===== SELECTED PASSAGE

When I need to quiet the demons in my head — and believe me, they are loud — I walk.

Usually some form of a hike. And a hike for me is anything in dirt form that tilts slightly uphill.

In Studio City we have this canyon called Fryman that I and many others hike (again, a tilted hill). I mean, this is not Israel’s Masada mountain we’re climbing—now that’s a hike. I know because I did it.

But in sunny Studio City where the streets are flat and the hopeful actresses aren’t, we consider Fryman Canyon one of our very best hiking areas. I usually toss on my sweats, a pair of sneaks, torn shirt, grab my dog (who looks way better than me) and we hit it.

On this particular day I really needed to meditate on my walk. Clear my head. Quiet the voices that were telling me I was going to be homeless soon if I didn’t get a gig and my daughter will have to live with my ex, and soon she won’t remember who I am, and I will be walking the streets carrying around an old, torn wallet-sized photograph of the daughter I once had but lost because my Pauly Shore movie residuals finally ran out.


Now, I don’t walk with an iPod or headset or cell phone or any other gadget. Just me, the dog and my car keys. I seek silence. I seek the sounds of nature, wind, birds, distant dogs.  Just silence, so I can get centered again, remove the fear of life, and return home a better, stronger, saner, skinnier, sweeter mom, woman.

On this day the hill much to my relief was fairly empty.

Walking, walking, clearing, clearing … Go away demons, Quiet down, demons. You’re only my fear and ego talking, demons. … Walking, walking … Hey, I’m starting to feel something, hear something. Is it God? Are you there? Are you here to tell me it’s all going to be okay, just keep putting one foot in front of the other? … Yes, I feel it. I feel the wave of serenity just beginning to wash over me, I feel the sensation of calm beginning to….


HUH? That is not God talking. No, coming from behind loud, heavy breathing guy starts sharing to his buddy in enormous detail throughout the rest of my hike, all about the bloody event that took place on his scrotum.  The size of the tick, the even bigger size of the needles used to remove the tick, the blood, the pain, the screaming, the never in his life did he think he would see his ball look so black and blue and bloody….

==========

=== STATED GOAL A ===
Render the stretch of the records from their first line through the line containing "post-meta: 1:02 •" as a numbered list, leaving out blank lines.

===== LISTING

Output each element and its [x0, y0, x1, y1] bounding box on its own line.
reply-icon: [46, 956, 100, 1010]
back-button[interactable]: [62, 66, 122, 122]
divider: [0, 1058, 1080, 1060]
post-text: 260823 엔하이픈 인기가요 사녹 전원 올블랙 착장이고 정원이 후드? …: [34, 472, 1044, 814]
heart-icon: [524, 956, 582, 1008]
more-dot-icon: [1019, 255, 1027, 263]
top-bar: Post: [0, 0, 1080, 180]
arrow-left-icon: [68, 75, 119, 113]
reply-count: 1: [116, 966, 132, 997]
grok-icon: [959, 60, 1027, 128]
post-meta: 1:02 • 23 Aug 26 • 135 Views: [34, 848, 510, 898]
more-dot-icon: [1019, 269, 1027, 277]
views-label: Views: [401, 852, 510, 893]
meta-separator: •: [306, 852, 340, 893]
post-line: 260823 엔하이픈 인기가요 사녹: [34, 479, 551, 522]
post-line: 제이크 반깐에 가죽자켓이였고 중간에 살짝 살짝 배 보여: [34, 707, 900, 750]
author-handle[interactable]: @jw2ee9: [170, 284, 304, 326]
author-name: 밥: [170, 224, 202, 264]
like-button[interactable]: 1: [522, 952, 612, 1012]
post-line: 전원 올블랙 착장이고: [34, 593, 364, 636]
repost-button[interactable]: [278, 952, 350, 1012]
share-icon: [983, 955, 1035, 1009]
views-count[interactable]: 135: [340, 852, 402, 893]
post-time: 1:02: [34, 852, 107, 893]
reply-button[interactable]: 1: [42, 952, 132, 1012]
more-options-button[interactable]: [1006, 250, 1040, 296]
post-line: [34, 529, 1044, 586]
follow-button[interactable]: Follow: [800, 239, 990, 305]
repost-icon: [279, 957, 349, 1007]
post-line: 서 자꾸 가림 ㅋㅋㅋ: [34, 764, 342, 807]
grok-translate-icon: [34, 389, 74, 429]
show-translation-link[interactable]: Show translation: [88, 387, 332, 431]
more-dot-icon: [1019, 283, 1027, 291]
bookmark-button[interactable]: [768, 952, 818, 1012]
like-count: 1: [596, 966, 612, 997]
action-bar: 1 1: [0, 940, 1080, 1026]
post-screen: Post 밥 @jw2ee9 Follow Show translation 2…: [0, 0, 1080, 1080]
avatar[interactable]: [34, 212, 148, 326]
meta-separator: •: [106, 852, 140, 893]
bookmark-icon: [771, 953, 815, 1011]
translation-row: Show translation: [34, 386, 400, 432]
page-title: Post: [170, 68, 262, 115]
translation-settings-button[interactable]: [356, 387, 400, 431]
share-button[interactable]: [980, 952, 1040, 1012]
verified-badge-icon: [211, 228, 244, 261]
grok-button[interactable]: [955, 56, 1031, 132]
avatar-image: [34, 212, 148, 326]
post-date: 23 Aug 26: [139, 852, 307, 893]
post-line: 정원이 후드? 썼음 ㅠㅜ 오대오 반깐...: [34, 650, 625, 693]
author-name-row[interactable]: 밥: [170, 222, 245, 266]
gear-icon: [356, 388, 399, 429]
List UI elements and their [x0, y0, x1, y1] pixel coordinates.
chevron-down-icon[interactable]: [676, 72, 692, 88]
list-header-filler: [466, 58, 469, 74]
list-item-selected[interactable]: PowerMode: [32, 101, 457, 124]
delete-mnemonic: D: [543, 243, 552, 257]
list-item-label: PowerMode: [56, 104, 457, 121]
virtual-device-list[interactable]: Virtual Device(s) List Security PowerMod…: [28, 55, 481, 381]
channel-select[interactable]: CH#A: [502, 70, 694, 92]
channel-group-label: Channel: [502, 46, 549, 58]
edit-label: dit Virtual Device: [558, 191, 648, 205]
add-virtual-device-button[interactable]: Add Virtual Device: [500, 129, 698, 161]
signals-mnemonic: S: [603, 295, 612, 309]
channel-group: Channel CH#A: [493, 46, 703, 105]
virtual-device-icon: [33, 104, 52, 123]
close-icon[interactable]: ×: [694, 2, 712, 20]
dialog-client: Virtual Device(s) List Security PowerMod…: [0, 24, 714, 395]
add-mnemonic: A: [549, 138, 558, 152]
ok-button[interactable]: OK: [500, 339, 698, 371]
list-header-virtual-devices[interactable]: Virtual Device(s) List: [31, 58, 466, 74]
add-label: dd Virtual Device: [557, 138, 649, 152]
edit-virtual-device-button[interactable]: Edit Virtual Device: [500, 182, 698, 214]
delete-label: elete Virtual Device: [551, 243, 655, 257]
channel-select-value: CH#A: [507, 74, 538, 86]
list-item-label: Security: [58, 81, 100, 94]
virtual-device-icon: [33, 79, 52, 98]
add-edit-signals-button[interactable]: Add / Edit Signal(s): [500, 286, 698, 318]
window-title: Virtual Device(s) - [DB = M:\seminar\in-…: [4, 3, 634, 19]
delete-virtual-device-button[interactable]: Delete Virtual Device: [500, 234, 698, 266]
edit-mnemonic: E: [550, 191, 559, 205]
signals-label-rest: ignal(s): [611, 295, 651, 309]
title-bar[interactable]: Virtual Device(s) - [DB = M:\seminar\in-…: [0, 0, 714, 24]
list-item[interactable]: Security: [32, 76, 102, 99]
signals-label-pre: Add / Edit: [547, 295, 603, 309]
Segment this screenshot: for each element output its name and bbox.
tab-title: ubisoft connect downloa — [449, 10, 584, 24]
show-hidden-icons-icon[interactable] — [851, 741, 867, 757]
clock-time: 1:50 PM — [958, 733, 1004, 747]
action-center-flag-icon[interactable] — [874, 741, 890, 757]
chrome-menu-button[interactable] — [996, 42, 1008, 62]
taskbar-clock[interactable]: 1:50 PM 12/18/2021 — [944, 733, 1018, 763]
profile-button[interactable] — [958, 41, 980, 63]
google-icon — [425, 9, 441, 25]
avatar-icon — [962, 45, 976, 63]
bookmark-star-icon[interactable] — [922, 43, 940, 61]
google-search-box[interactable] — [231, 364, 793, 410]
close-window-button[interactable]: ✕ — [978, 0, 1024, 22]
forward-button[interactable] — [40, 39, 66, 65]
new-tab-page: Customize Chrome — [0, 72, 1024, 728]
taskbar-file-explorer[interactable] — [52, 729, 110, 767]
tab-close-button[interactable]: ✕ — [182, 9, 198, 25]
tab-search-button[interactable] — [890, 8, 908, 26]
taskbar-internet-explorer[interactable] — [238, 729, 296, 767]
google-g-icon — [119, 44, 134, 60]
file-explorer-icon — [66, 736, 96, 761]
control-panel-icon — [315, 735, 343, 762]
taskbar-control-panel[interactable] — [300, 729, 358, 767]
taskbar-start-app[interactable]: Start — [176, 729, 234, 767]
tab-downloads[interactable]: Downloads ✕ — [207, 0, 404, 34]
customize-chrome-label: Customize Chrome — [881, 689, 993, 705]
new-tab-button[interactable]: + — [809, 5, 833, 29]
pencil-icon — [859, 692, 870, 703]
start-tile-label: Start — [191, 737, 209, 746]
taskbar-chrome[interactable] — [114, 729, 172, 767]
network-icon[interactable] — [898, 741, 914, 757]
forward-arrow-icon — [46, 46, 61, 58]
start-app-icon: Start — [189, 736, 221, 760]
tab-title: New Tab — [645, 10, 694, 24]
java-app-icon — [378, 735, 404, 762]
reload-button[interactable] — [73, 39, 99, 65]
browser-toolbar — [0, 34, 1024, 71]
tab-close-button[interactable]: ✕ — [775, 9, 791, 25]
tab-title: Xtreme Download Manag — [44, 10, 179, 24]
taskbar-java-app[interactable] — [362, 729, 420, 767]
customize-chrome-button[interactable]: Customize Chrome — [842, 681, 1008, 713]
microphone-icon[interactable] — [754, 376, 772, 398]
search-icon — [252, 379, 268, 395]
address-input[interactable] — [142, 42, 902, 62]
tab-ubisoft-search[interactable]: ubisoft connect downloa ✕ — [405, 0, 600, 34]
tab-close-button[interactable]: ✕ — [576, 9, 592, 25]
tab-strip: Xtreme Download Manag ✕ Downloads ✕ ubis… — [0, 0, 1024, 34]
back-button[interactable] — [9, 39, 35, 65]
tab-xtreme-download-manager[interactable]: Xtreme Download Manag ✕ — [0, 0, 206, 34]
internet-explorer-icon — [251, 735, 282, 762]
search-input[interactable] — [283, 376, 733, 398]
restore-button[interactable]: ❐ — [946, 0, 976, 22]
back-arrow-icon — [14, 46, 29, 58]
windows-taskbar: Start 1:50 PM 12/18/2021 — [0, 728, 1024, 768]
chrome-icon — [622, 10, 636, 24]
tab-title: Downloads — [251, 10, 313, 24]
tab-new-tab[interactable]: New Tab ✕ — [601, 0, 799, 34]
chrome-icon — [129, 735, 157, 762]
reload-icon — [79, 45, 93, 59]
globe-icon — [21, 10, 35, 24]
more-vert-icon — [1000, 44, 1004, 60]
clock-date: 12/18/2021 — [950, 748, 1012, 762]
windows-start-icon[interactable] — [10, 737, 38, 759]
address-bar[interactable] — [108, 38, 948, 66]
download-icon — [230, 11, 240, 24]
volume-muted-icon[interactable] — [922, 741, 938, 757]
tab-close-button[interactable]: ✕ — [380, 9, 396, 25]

==========

=== STATED GOAL B ===
According to the essay about hiking, in which neighborhood is Fryman Canyon?

=== TASK OUTPUT A ===
1. Output each element and its [x0, y0, x1, y1] bounding box on its own line.
2. reply-icon: [46, 956, 100, 1010]
3. back-button[interactable]: [62, 66, 122, 122]
4. divider: [0, 1058, 1080, 1060]
5. post-text: 260823 엔하이픈 인기가요 사녹 전원 올블랙 착장이고 정원이 후드? …: [34, 472, 1044, 814]
6. heart-icon: [524, 956, 582, 1008]
7. more-dot-icon: [1019, 255, 1027, 263]
8. top-bar: Post: [0, 0, 1080, 180]
9. arrow-left-icon: [68, 75, 119, 113]
10. reply-count: 1: [116, 966, 132, 997]
11. grok-icon: [959, 60, 1027, 128]
12. post-meta: 1:02 • 23 Aug 26 • 135 Views: [34, 848, 510, 898]

=== TASK OUTPUT B ===
Studio City.